§ **Exercise requirements**
Your answer should be a single number: how many lines in the data below hold the string "Kanada".

§ **Stored dataset items**
________________________
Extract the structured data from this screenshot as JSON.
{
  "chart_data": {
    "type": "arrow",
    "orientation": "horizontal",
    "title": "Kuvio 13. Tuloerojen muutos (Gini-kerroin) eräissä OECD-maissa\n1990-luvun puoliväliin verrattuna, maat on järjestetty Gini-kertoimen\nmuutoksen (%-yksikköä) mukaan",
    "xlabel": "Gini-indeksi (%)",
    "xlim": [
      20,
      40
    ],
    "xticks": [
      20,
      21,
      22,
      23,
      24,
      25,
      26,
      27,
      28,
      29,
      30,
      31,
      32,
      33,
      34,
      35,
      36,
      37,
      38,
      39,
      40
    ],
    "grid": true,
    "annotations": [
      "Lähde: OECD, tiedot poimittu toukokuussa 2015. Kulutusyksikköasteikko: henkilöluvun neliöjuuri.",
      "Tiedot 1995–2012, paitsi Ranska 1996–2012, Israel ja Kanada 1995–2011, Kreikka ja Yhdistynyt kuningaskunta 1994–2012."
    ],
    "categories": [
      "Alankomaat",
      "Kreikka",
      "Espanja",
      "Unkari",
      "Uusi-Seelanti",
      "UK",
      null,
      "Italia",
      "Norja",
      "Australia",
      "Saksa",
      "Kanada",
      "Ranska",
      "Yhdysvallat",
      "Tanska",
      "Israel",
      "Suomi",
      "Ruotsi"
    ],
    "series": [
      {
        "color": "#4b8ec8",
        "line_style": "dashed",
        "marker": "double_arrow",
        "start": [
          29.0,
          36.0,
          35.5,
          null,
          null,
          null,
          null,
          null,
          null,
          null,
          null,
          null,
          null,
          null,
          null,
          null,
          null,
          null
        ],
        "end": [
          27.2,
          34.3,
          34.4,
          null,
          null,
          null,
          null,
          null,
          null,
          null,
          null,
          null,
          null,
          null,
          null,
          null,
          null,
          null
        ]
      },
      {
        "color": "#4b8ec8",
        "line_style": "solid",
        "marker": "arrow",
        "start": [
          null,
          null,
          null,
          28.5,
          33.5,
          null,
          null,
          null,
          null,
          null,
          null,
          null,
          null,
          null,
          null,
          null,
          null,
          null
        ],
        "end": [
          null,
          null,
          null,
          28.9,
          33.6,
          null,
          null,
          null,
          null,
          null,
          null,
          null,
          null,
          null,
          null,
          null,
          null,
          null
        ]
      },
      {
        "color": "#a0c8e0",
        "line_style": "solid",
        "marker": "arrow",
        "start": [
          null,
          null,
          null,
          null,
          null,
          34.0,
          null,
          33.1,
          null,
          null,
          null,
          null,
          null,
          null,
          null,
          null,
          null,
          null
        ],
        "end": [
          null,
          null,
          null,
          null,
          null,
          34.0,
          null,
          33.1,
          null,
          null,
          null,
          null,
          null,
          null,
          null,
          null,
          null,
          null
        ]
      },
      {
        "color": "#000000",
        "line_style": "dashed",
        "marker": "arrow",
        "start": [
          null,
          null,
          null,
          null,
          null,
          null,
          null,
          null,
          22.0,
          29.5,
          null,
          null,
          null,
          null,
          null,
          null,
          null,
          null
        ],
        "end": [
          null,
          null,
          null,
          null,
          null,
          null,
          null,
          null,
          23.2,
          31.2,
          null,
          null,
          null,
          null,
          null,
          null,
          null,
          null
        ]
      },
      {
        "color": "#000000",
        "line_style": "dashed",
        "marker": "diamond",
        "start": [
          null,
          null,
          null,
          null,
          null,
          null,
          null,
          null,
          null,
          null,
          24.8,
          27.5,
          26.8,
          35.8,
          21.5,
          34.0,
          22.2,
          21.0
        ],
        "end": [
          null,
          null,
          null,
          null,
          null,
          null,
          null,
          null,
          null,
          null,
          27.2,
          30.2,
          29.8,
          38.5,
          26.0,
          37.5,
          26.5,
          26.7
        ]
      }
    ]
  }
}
________________________
§ **Worked answer**
2